What is asked:
(a) Answer each question from the Pop Art passage:
(i) In what year did the Pop Art movement burst into being?
(ii) In which century, and largely on which continent, are its roots found?
(iii) What did Marcel Duchamp draw on "Mona Lisa"?
(b) Carry on the Pop Art passage from its last sentence.

The Pop Art Movement: A Visual Culture Revolution

The Pop Art Movement: A Visual Culture Revolution

Table of Contents:

The Road to Pop Art

The Pop Art movement burst into being in 1952, but that landmark moment didn’t happen in a vacuum. Its roots can be found in the 19th century, largely in Europe, when the artists themselves wrested control of the art world’s trajectory from ruling powers. As the 19th century ended, artistic composition became more and more distant from exacting depictions of reality. As the 20th century picked up steam, the answer to the question “What is art?” turned out to be more complicated than previously thought. Cubism turned geometry on its head. Marcel Duchamp famously drew a moustache on “Mona Lisa” and submitted a urinal to an art show.

Provided material:
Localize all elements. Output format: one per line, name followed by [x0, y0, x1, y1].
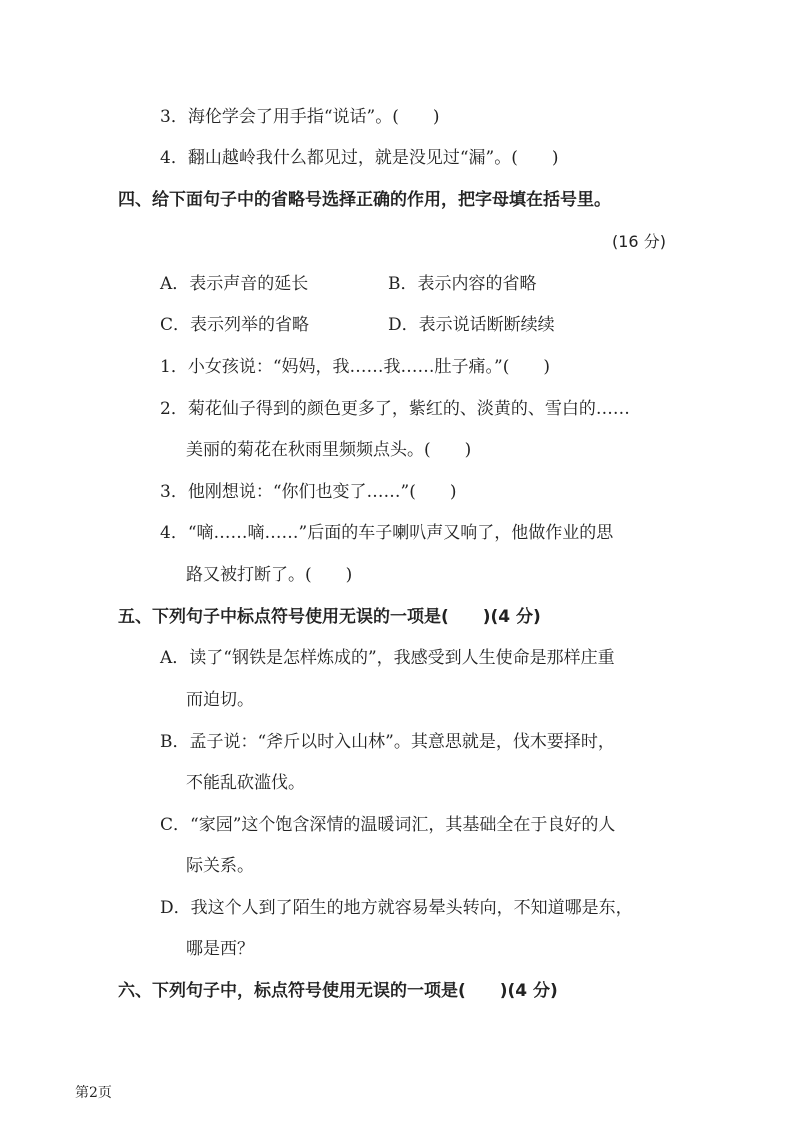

Task responses:
(a)
(i) 1952
(ii) The 19th century, largely in Europe
(iii) A moustache

(b)
Soon after World War II, Abstract Expressionism took off. This style is drastically non-representational, and had legends like Jackson Pollock putting his subconscious on the table by flinging and dripping paint onto canvas. Pop Art ideas are the complete opposite. Pop Art artists felt that the Abstract Expressionism was too serious, so they embraced wit and irony. Pop Art works were markedly representational, utilizing found, everyday imagery.

What is Pop Art?

To understand the Pop Art movement, you need to understand the world in which it developed. There was significant economic growth after World War II ended. The United States saw the rise of middle-class suburbia, with teenagers listening to rock and roll, watching TV, seeing movies and worshipping celebrities. At the beginning of the 1950s, there was a groundswell of artists, activists and intellectuals who wanted to challenge what they considered a constricting societal sameness. Among them was the Independent Group (IG), who met at London’s Institute of Contemporary Arts from 1952-1955. They sought to completely revamp perspectives and portrayals of visual culture, and in the process invented Pop Art and produced motivational art that jump-started the movement.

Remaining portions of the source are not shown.